◆ Your objective
Copy the items below word for word, from the first line up to and including the line that contains "243, 351, 251]".

◆ Data lines
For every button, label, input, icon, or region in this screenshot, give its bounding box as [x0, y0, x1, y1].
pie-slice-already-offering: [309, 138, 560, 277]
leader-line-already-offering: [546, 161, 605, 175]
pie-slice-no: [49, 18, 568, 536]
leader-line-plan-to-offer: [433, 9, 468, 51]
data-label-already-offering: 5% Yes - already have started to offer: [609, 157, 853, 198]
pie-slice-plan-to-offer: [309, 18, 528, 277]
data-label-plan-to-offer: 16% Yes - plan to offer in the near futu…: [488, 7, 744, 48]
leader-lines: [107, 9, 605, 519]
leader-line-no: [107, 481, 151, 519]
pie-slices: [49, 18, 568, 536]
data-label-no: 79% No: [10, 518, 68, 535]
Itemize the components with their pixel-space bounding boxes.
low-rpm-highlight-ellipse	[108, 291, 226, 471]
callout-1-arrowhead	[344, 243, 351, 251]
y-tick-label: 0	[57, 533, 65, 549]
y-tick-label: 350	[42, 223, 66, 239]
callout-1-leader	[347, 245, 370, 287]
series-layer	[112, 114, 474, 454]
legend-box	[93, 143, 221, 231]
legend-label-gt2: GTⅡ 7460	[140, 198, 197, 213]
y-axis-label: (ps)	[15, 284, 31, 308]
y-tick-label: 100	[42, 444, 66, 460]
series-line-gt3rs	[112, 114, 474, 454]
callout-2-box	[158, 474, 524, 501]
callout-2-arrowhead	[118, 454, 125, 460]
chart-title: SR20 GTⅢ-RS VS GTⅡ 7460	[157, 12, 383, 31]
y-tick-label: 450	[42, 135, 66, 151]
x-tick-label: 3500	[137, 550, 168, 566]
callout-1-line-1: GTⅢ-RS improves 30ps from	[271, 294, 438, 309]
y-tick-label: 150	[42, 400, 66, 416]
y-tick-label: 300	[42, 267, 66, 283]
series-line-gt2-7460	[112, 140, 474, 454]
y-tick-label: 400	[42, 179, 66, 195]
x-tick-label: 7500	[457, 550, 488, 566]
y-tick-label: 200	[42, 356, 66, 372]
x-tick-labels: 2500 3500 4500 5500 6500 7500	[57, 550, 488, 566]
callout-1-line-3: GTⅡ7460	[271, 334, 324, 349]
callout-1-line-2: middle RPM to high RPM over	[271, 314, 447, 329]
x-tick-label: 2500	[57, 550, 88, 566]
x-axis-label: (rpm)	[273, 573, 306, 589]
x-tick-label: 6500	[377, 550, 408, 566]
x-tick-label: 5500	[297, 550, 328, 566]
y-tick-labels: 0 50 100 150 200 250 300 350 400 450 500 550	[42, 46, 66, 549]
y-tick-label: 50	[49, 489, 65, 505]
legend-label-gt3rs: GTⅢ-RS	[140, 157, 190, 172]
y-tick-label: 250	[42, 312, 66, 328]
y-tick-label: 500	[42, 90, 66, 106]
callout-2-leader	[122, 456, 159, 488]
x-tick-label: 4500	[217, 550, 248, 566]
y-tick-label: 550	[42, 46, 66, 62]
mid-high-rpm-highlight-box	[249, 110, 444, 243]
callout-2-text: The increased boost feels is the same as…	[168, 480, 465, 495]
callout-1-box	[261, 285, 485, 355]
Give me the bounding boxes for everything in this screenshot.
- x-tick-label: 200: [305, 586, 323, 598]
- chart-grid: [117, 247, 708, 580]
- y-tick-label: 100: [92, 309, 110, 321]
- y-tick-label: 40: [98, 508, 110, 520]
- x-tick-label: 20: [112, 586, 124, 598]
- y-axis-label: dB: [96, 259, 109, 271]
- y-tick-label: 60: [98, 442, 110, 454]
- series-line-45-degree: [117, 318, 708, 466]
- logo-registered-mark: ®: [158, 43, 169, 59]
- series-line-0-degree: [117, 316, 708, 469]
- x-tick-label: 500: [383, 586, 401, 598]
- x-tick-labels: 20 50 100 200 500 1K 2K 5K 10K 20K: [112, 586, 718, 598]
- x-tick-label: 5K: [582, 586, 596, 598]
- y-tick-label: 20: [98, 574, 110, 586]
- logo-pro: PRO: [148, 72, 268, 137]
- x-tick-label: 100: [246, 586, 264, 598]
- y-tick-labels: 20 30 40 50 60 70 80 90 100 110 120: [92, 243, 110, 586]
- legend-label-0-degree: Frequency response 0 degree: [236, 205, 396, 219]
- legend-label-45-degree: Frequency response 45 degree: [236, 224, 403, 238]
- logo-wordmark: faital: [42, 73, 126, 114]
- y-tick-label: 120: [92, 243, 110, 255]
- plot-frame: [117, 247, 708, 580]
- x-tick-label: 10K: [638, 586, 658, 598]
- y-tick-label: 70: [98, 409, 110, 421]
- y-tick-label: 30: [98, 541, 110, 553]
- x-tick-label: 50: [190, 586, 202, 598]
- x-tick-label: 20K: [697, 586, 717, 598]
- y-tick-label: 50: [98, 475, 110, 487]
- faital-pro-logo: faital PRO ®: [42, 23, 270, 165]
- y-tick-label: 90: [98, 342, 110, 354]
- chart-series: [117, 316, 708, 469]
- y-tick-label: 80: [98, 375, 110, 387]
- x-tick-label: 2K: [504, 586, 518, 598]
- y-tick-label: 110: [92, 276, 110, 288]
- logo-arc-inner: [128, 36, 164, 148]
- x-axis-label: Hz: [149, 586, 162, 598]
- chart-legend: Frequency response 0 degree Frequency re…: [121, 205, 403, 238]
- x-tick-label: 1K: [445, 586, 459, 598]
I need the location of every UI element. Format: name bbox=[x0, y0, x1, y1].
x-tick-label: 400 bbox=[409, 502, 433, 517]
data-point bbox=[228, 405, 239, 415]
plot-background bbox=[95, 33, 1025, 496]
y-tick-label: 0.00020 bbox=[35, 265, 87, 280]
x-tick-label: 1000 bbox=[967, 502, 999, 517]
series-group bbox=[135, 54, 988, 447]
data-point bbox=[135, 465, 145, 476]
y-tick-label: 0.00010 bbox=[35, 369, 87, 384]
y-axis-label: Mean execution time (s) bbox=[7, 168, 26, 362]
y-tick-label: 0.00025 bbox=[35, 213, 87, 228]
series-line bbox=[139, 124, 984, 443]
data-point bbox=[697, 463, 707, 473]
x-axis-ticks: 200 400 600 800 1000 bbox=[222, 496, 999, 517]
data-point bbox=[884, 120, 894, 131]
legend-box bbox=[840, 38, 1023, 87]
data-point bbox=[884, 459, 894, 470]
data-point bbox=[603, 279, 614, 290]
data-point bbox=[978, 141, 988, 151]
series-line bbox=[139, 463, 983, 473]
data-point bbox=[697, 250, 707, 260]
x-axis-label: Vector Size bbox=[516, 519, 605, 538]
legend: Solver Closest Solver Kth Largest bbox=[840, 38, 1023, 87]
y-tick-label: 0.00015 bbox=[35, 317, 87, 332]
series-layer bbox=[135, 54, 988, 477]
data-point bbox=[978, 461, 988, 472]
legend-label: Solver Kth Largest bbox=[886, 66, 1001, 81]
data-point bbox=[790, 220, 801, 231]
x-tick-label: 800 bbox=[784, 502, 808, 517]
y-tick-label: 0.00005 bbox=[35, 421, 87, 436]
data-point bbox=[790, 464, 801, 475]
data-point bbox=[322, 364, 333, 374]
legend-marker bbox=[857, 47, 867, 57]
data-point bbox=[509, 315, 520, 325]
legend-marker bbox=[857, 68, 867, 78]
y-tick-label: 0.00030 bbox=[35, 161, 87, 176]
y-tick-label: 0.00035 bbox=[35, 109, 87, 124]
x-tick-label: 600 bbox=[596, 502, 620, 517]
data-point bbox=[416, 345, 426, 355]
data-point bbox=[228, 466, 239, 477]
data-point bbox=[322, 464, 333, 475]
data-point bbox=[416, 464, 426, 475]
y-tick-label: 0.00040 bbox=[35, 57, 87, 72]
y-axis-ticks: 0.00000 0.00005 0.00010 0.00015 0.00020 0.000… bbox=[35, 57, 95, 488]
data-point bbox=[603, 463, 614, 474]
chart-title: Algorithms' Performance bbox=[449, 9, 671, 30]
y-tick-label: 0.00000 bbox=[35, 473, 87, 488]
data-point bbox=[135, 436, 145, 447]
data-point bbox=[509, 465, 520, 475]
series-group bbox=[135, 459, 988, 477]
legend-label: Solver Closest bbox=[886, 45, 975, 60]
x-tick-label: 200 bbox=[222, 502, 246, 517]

◆ Solved problem
For every button, label, input, icon, or region in this screenshot, give its bounding box as [x0, y0, x1, y1].
pie-slice-already-offering: [309, 138, 560, 277]
leader-line-already-offering: [546, 161, 605, 175]
pie-slice-no: [49, 18, 568, 536]
leader-line-plan-to-offer: [433, 9, 468, 51]
data-label-already-offering: 5% Yes - already have started to offer: [609, 157, 853, 198]
pie-slice-plan-to-offer: [309, 18, 528, 277]
data-label-plan-to-offer: 16% Yes - plan to offer in the near futu…: [488, 7, 744, 48]
leader-lines: [107, 9, 605, 519]
leader-line-no: [107, 481, 151, 519]
pie-slices: [49, 18, 568, 536]
data-label-no: 79% No: [10, 518, 68, 535]
Itemize the components with their pixel-space bounding boxes.
low-rpm-highlight-ellipse	[108, 291, 226, 471]
callout-1-arrowhead	[344, 243, 351, 251]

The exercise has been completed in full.